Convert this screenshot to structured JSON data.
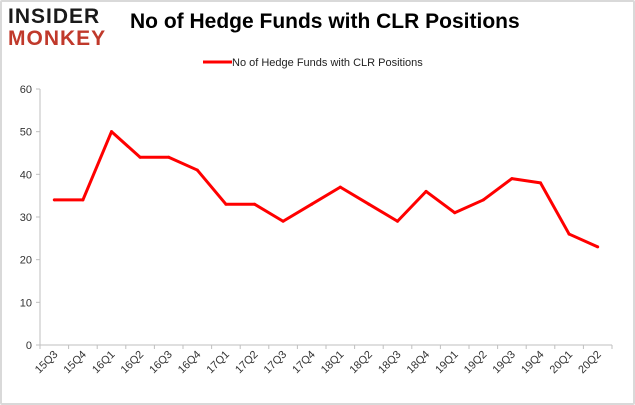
{
  "logo": {
    "line1": "INSIDER",
    "line2": "MONKEY"
  },
  "chart_data": {
    "type": "line",
    "title": "No of Hedge Funds with CLR Positions",
    "xlabel": "",
    "ylabel": "",
    "categories": [
      "15Q3",
      "15Q4",
      "16Q1",
      "16Q2",
      "16Q3",
      "16Q4",
      "17Q1",
      "17Q2",
      "17Q3",
      "17Q4",
      "18Q1",
      "18Q2",
      "18Q3",
      "18Q4",
      "19Q1",
      "19Q2",
      "19Q3",
      "19Q4",
      "20Q1",
      "20Q2"
    ],
    "series": [
      {
        "name": "No of Hedge Funds with CLR Positions",
        "values": [
          34,
          34,
          50,
          44,
          44,
          41,
          33,
          33,
          29,
          33,
          37,
          33,
          29,
          36,
          31,
          34,
          39,
          38,
          26,
          23
        ],
        "color": "#ff0000"
      }
    ],
    "ylim": [
      0,
      60
    ],
    "yticks": [
      0,
      10,
      20,
      30,
      40,
      50,
      60
    ],
    "grid": false,
    "legend": "top-center"
  },
  "colors": {
    "axis": "#bfbfbf",
    "logo_dark": "#1a1a1a",
    "logo_red": "#c0392b"
  }
}
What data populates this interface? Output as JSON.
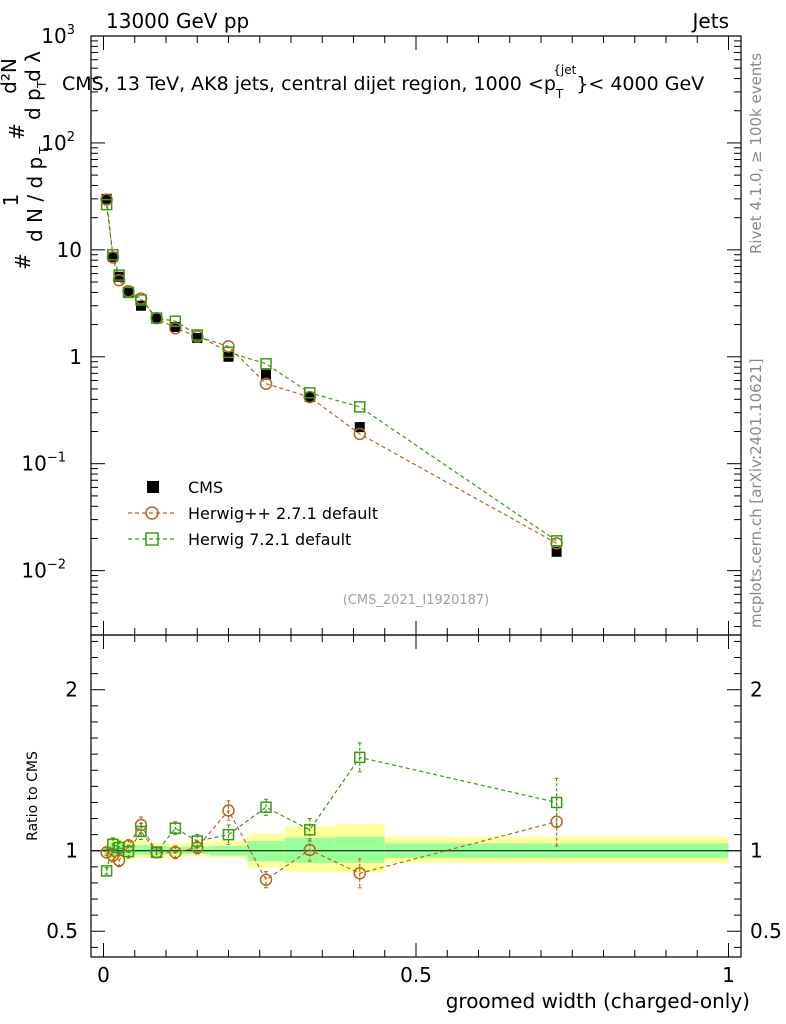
{
  "header": {
    "left": "13000 GeV pp",
    "right": "Jets"
  },
  "side_labels": {
    "rivet": "Rivet 4.1.0, ≥ 100k events",
    "mcplots": "mcplots.cern.ch [arXiv:2401.10621]"
  },
  "colors": {
    "cms": "#000000",
    "herwigpp": "#b5651d",
    "herwig7": "#3a9a12",
    "band_outer": "#ffff99",
    "band_inner": "#99ff99"
  },
  "chart_data": [
    {
      "type": "scatter",
      "panel": "main",
      "title": "CMS, 13 TeV, AK8 jets, central dijet region, 1000 <p_T^{jet}< 4000 GeV",
      "title_parts": {
        "pre": "CMS, 13 TeV, AK8 jets, central dijet region, 1000 <p",
        "sub": "T",
        "sup": "{jet",
        "post": "}< 4000 GeV"
      },
      "ylabel": "1/(dN/dp_T) d²N/(dp_T dλ)",
      "ylabel_parts": {
        "frac1_num": "1",
        "frac1_den": "d N / d p",
        "frac2_num": "d²N",
        "frac2_den": "d p  d λ",
        "hash": "#",
        "sub_T": "T"
      },
      "yscale": "log",
      "ylim": [
        0.0025,
        1000
      ],
      "xlim": [
        -0.02,
        1.02
      ],
      "y_ticks": [
        {
          "value": 0.01,
          "base": "10",
          "exp": "−2"
        },
        {
          "value": 0.1,
          "base": "10",
          "exp": "−1"
        },
        {
          "value": 1,
          "base": "1",
          "exp": ""
        },
        {
          "value": 10,
          "base": "10",
          "exp": ""
        },
        {
          "value": 100,
          "base": "10",
          "exp": "2"
        },
        {
          "value": 1000,
          "base": "10",
          "exp": "3"
        }
      ],
      "watermark": "(CMS_2021_I1920187)",
      "legend_position": "lower-left",
      "series": [
        {
          "name": "CMS",
          "style": "filled-square",
          "x": [
            0.005,
            0.015,
            0.025,
            0.04,
            0.06,
            0.085,
            0.115,
            0.15,
            0.2,
            0.26,
            0.33,
            0.41,
            0.725
          ],
          "y": [
            30,
            8.6,
            5.6,
            4.0,
            3.0,
            2.3,
            1.9,
            1.5,
            1.0,
            0.68,
            0.42,
            0.22,
            0.015
          ]
        },
        {
          "name": "Herwig++ 2.7.1 default",
          "style": "open-circle",
          "x": [
            0.005,
            0.015,
            0.025,
            0.04,
            0.06,
            0.085,
            0.115,
            0.15,
            0.2,
            0.26,
            0.33,
            0.41,
            0.725
          ],
          "y": [
            29.5,
            8.5,
            5.2,
            4.1,
            3.5,
            2.3,
            1.85,
            1.55,
            1.25,
            0.56,
            0.42,
            0.19,
            0.018
          ]
        },
        {
          "name": "Herwig 7.2.1 default",
          "style": "open-square",
          "x": [
            0.005,
            0.015,
            0.025,
            0.04,
            0.06,
            0.085,
            0.115,
            0.15,
            0.2,
            0.26,
            0.33,
            0.41,
            0.725
          ],
          "y": [
            26.5,
            9.0,
            5.8,
            4.0,
            3.4,
            2.3,
            2.15,
            1.6,
            1.1,
            0.86,
            0.46,
            0.34,
            0.019
          ]
        }
      ]
    },
    {
      "type": "scatter",
      "panel": "ratio",
      "xlabel": "groomed width (charged-only)",
      "ylabel": "Ratio to CMS",
      "xlim": [
        -0.02,
        1.02
      ],
      "ylim": [
        0.34,
        2.34
      ],
      "x_ticks": [
        0,
        0.5,
        1
      ],
      "x_tick_labels": [
        "0",
        "0.5",
        "1"
      ],
      "y_ticks": [
        0.5,
        1,
        2
      ],
      "y_tick_labels": [
        "0.5",
        "1",
        "2"
      ],
      "bins": [
        0,
        0.01,
        0.02,
        0.03,
        0.05,
        0.07,
        0.1,
        0.13,
        0.17,
        0.23,
        0.29,
        0.37,
        0.45,
        1.0
      ],
      "band_outer": [
        [
          0.955,
          1.045
        ],
        [
          0.93,
          1.085
        ],
        [
          0.95,
          1.075
        ],
        [
          0.945,
          1.07
        ],
        [
          0.955,
          1.065
        ],
        [
          0.955,
          1.05
        ],
        [
          0.96,
          1.045
        ],
        [
          0.965,
          1.05
        ],
        [
          0.96,
          1.06
        ],
        [
          0.895,
          1.105
        ],
        [
          0.87,
          1.15
        ],
        [
          0.865,
          1.165
        ],
        [
          0.925,
          1.085
        ]
      ],
      "band_inner": [
        [
          0.975,
          1.025
        ],
        [
          0.96,
          1.05
        ],
        [
          0.97,
          1.045
        ],
        [
          0.97,
          1.035
        ],
        [
          0.975,
          1.035
        ],
        [
          0.975,
          1.03
        ],
        [
          0.98,
          1.025
        ],
        [
          0.98,
          1.025
        ],
        [
          0.97,
          1.03
        ],
        [
          0.935,
          1.06
        ],
        [
          0.925,
          1.08
        ],
        [
          0.925,
          1.085
        ],
        [
          0.955,
          1.045
        ]
      ],
      "series": [
        {
          "name": "Herwig++ 2.7.1 default",
          "x": [
            0.005,
            0.015,
            0.025,
            0.04,
            0.06,
            0.085,
            0.115,
            0.15,
            0.2,
            0.26,
            0.33,
            0.41,
            0.725
          ],
          "y": [
            0.99,
            0.97,
            0.94,
            1.03,
            1.16,
            0.99,
            0.99,
            1.02,
            1.25,
            0.82,
            1.005,
            0.86,
            1.18
          ],
          "err": [
            0.02,
            0.04,
            0.04,
            0.04,
            0.05,
            0.03,
            0.04,
            0.04,
            0.06,
            0.05,
            0.07,
            0.09,
            0.15
          ]
        },
        {
          "name": "Herwig 7.2.1 default",
          "x": [
            0.005,
            0.015,
            0.025,
            0.04,
            0.06,
            0.085,
            0.115,
            0.15,
            0.2,
            0.26,
            0.33,
            0.41,
            0.725
          ],
          "y": [
            0.875,
            1.04,
            1.02,
            0.995,
            1.12,
            0.99,
            1.14,
            1.06,
            1.1,
            1.27,
            1.13,
            1.58,
            1.3
          ],
          "err": [
            0.02,
            0.04,
            0.04,
            0.04,
            0.05,
            0.03,
            0.04,
            0.04,
            0.06,
            0.05,
            0.07,
            0.09,
            0.15
          ]
        }
      ]
    }
  ]
}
- - - - - - -
> SHORT PROBLEM
Copy every record above exactly, leaving out any pictures.

> TASK OUTPUT
Convert this screenshot to structured JSON data.
{
  "logo": {
    "line1": "INSIDER",
    "line2": "MONKEY"
  },
  "chart_data": {
    "type": "line",
    "title": "No of Hedge Funds with CLR Positions",
    "xlabel": "",
    "ylabel": "",
    "categories": [
      "15Q3",
      "15Q4",
      "16Q1",
      "16Q2",
      "16Q3",
      "16Q4",
      "17Q1",
      "17Q2",
      "17Q3",
      "17Q4",
      "18Q1",
      "18Q2",
      "18Q3",
      "18Q4",
      "19Q1",
      "19Q2",
      "19Q3",
      "19Q4",
      "20Q1",
      "20Q2"
    ],
    "series": [
      {
        "name": "No of Hedge Funds with CLR Positions",
        "values": [
          34,
          34,
          50,
          44,
          44,
          41,
          33,
          33,
          29,
          33,
          37,
          33,
          29,
          36,
          31,
          34,
          39,
          38,
          26,
          23
        ],
        "color": "#ff0000"
      }
    ],
    "ylim": [
      0,
      60
    ],
    "yticks": [
      0,
      10,
      20,
      30,
      40,
      50,
      60
    ],
    "grid": false,
    "legend": "top-center"
  },
  "colors": {
    "axis": "#bfbfbf",
    "logo_dark": "#1a1a1a",
    "logo_red": "#c0392b"
  }
}
What data populates this interface? Output as JSON.
{
  "header": {
    "left": "13000 GeV pp",
    "right": "Jets"
  },
  "side_labels": {
    "rivet": "Rivet 4.1.0, ≥ 100k events",
    "mcplots": "mcplots.cern.ch [arXiv:2401.10621]"
  },
  "colors": {
    "cms": "#000000",
    "herwigpp": "#b5651d",
    "herwig7": "#3a9a12",
    "band_outer": "#ffff99",
    "band_inner": "#99ff99"
  },
  "chart_data": [
    {
      "type": "scatter",
      "panel": "main",
      "title": "CMS, 13 TeV, AK8 jets, central dijet region, 1000 <p_T^{jet}< 4000 GeV",
      "title_parts": {
        "pre": "CMS, 13 TeV, AK8 jets, central dijet region, 1000 <p",
        "sub": "T",
        "sup": "{jet",
        "post": "}< 4000 GeV"
      },
      "ylabel": "1/(dN/dp_T) d²N/(dp_T dλ)",
      "ylabel_parts": {
        "frac1_num": "1",
        "frac1_den": "d N / d p",
        "frac2_num": "d²N",
        "frac2_den": "d p  d λ",
        "hash": "#",
        "sub_T": "T"
      },
      "yscale": "log",
      "ylim": [
        0.0025,
        1000
      ],
      "xlim": [
        -0.02,
        1.02
      ],
      "y_ticks": [
        {
          "value": 0.01,
          "base": "10",
          "exp": "−2"
        },
        {
          "value": 0.1,
          "base": "10",
          "exp": "−1"
        },
        {
          "value": 1,
          "base": "1",
          "exp": ""
        },
        {
          "value": 10,
          "base": "10",
          "exp": ""
        },
        {
          "value": 100,
          "base": "10",
          "exp": "2"
        },
        {
          "value": 1000,
          "base": "10",
          "exp": "3"
        }
      ],
      "watermark": "(CMS_2021_I1920187)",
      "legend_position": "lower-left",
      "series": [
        {
          "name": "CMS",
          "style": "filled-square",
          "x": [
            0.005,
            0.015,
            0.025,
            0.04,
            0.06,
            0.085,
            0.115,
            0.15,
            0.2,
            0.26,
            0.33,
            0.41,
            0.725
          ],
          "y": [
            30,
            8.6,
            5.6,
            4.0,
            3.0,
            2.3,
            1.9,
            1.5,
            1.0,
            0.68,
            0.42,
            0.22,
            0.015
          ]
        },
        {
          "name": "Herwig++ 2.7.1 default",
          "style": "open-circle",
          "x": [
            0.005,
            0.015,
            0.025,
            0.04,
            0.06,
            0.085,
            0.115,
            0.15,
            0.2,
            0.26,
            0.33,
            0.41,
            0.725
          ],
          "y": [
            29.5,
            8.5,
            5.2,
            4.1,
            3.5,
            2.3,
            1.85,
            1.55,
            1.25,
            0.56,
            0.42,
            0.19,
            0.018
          ]
        },
        {
          "name": "Herwig 7.2.1 default",
          "style": "open-square",
          "x": [
            0.005,
            0.015,
            0.025,
            0.04,
            0.06,
            0.085,
            0.115,
            0.15,
            0.2,
            0.26,
            0.33,
            0.41,
            0.725
          ],
          "y": [
            26.5,
            9.0,
            5.8,
            4.0,
            3.4,
            2.3,
            2.15,
            1.6,
            1.1,
            0.86,
            0.46,
            0.34,
            0.019
          ]
        }
      ]
    },
    {
      "type": "scatter",
      "panel": "ratio",
      "xlabel": "groomed width (charged-only)",
      "ylabel": "Ratio to CMS",
      "xlim": [
        -0.02,
        1.02
      ],
      "ylim": [
        0.34,
        2.34
      ],
      "x_ticks": [
        0,
        0.5,
        1
      ],
      "x_tick_labels": [
        "0",
        "0.5",
        "1"
      ],
      "y_ticks": [
        0.5,
        1,
        2
      ],
      "y_tick_labels": [
        "0.5",
        "1",
        "2"
      ],
      "bins": [
        0,
        0.01,
        0.02,
        0.03,
        0.05,
        0.07,
        0.1,
        0.13,
        0.17,
        0.23,
        0.29,
        0.37,
        0.45,
        1.0
      ],
      "band_outer": [
        [
          0.955,
          1.045
        ],
        [
          0.93,
          1.085
        ],
        [
          0.95,
          1.075
        ],
        [
          0.945,
          1.07
        ],
        [
          0.955,
          1.065
        ],
        [
          0.955,
          1.05
        ],
        [
          0.96,
          1.045
        ],
        [
          0.965,
          1.05
        ],
        [
          0.96,
          1.06
        ],
        [
          0.895,
          1.105
        ],
        [
          0.87,
          1.15
        ],
        [
          0.865,
          1.165
        ],
        [
          0.925,
          1.085
        ]
      ],
      "band_inner": [
        [
          0.975,
          1.025
        ],
        [
          0.96,
          1.05
        ],
        [
          0.97,
          1.045
        ],
        [
          0.97,
          1.035
        ],
        [
          0.975,
          1.035
        ],
        [
          0.975,
          1.03
        ],
        [
          0.98,
          1.025
        ],
        [
          0.98,
          1.025
        ],
        [
          0.97,
          1.03
        ],
        [
          0.935,
          1.06
        ],
        [
          0.925,
          1.08
        ],
        [
          0.925,
          1.085
        ],
        [
          0.955,
          1.045
        ]
      ],
      "series": [
        {
          "name": "Herwig++ 2.7.1 default",
          "x": [
            0.005,
            0.015,
            0.025,
            0.04,
            0.06,
            0.085,
            0.115,
            0.15,
            0.2,
            0.26,
            0.33,
            0.41,
            0.725
          ],
          "y": [
            0.99,
            0.97,
            0.94,
            1.03,
            1.16,
            0.99,
            0.99,
            1.02,
            1.25,
            0.82,
            1.005,
            0.86,
            1.18
          ],
          "err": [
            0.02,
            0.04,
            0.04,
            0.04,
            0.05,
            0.03,
            0.04,
            0.04,
            0.06,
            0.05,
            0.07,
            0.09,
            0.15
          ]
        },
        {
          "name": "Herwig 7.2.1 default",
          "x": [
            0.005,
            0.015,
            0.025,
            0.04,
            0.06,
            0.085,
            0.115,
            0.15,
            0.2,
            0.26,
            0.33,
            0.41,
            0.725
          ],
          "y": [
            0.875,
            1.04,
            1.02,
            0.995,
            1.12,
            0.99,
            1.14,
            1.06,
            1.1,
            1.27,
            1.13,
            1.58,
            1.3
          ],
          "err": [
            0.02,
            0.04,
            0.04,
            0.04,
            0.05,
            0.03,
            0.04,
            0.04,
            0.06,
            0.05,
            0.07,
            0.09,
            0.15
          ]
        }
      ]
    }
  ]
}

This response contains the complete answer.